• _YOUR GOAL_
For every line in the data below that contains "Colorado", copy the line.

— start RECORD SET —

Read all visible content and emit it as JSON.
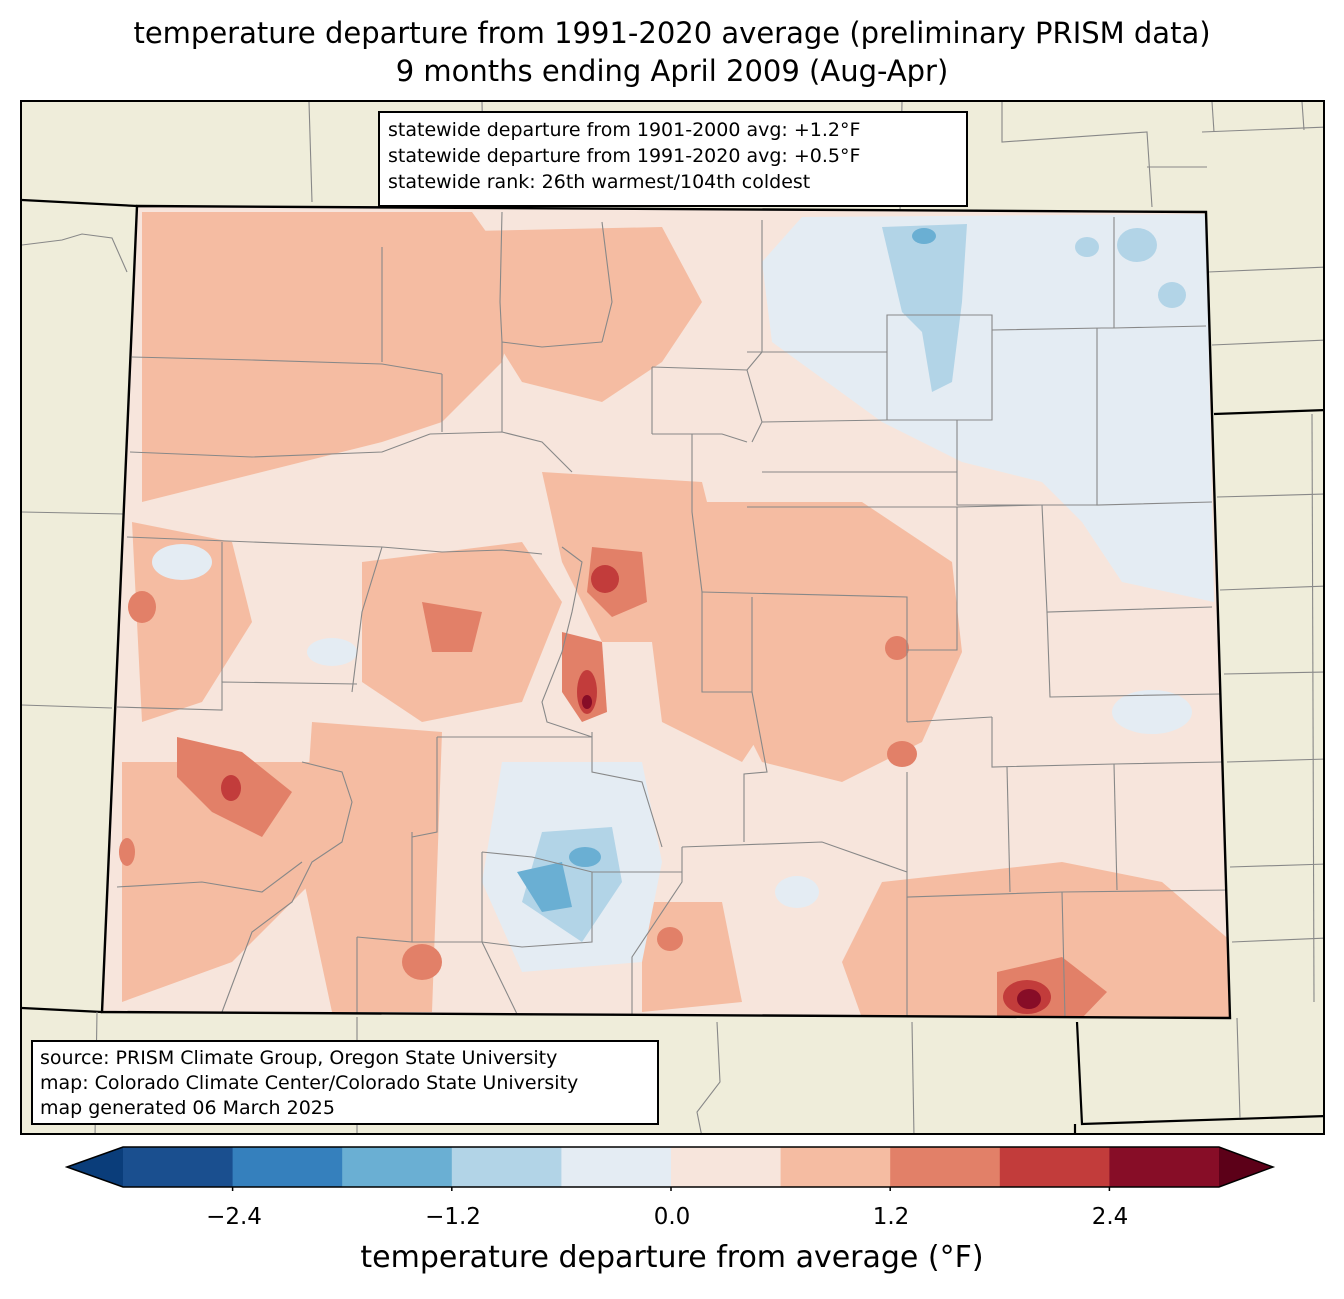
{
  "title": {
    "line1": "temperature departure from 1991-2020 average (preliminary PRISM data)",
    "line2": "9 months ending April 2009 (Aug-Apr)"
  },
  "stats": {
    "line1": "statewide departure from 1901-2000 avg: +1.2°F",
    "line2": "statewide departure from 1991-2020 avg: +0.5°F",
    "line3": "statewide rank: 26th warmest/104th coldest"
  },
  "source": {
    "line1": "source: PRISM Climate Group, Oregon State University",
    "line2": "map: Colorado Climate Center/Colorado State University",
    "line3": "map generated 06 March 2025"
  },
  "colorbar": {
    "label": "temperature departure from average (°F)",
    "ticks": [
      "−2.4",
      "−1.2",
      "0.0",
      "1.2",
      "2.4"
    ],
    "levels": [
      -3.0,
      -2.4,
      -1.8,
      -1.2,
      -0.6,
      0.0,
      0.6,
      1.2,
      1.8,
      2.4,
      3.0
    ],
    "colors": [
      "#0a3d7a",
      "#1a4f8f",
      "#3580bd",
      "#6aafd3",
      "#b2d4e7",
      "#e4ecf3",
      "#f7e5dc",
      "#f5bca2",
      "#e28068",
      "#c23c3b",
      "#870d27",
      "#5c0018"
    ]
  },
  "map": {
    "state": "Colorado",
    "land_color": "#efedda",
    "background_departure_color": "#f7e5dc"
  }
}
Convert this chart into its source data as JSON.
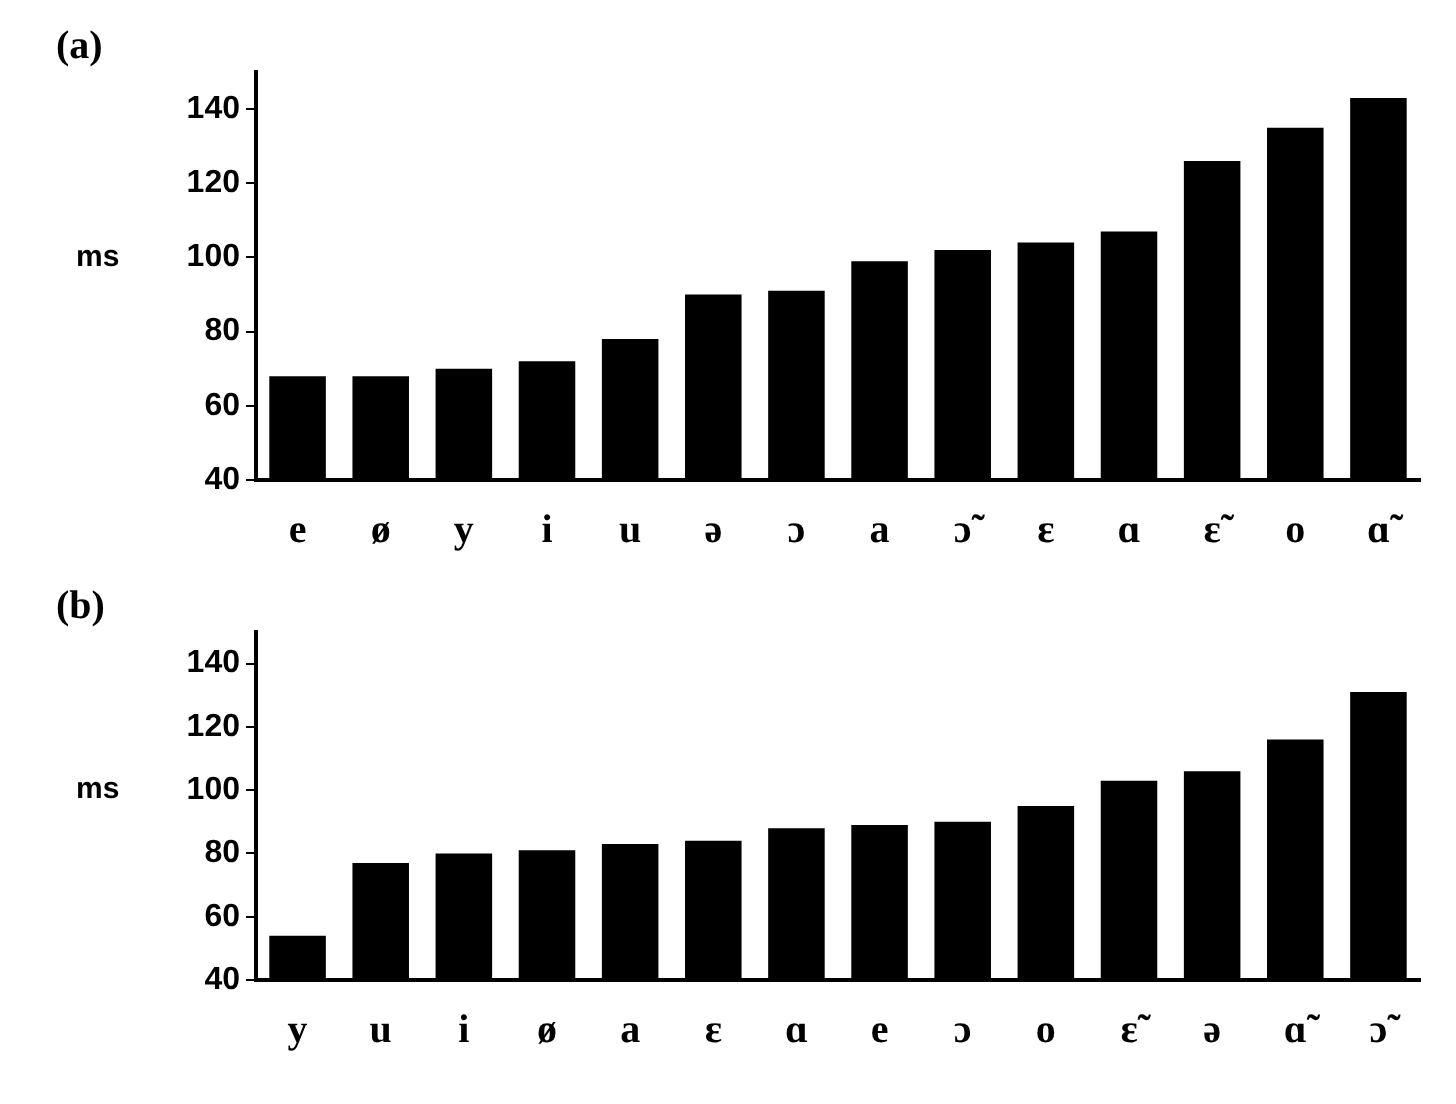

— end RECORD SET —

• _RESULT FOR THIS TASK_
    "line2": "map: Colorado Climate Center/Colorado State University",
    "state": "Colorado",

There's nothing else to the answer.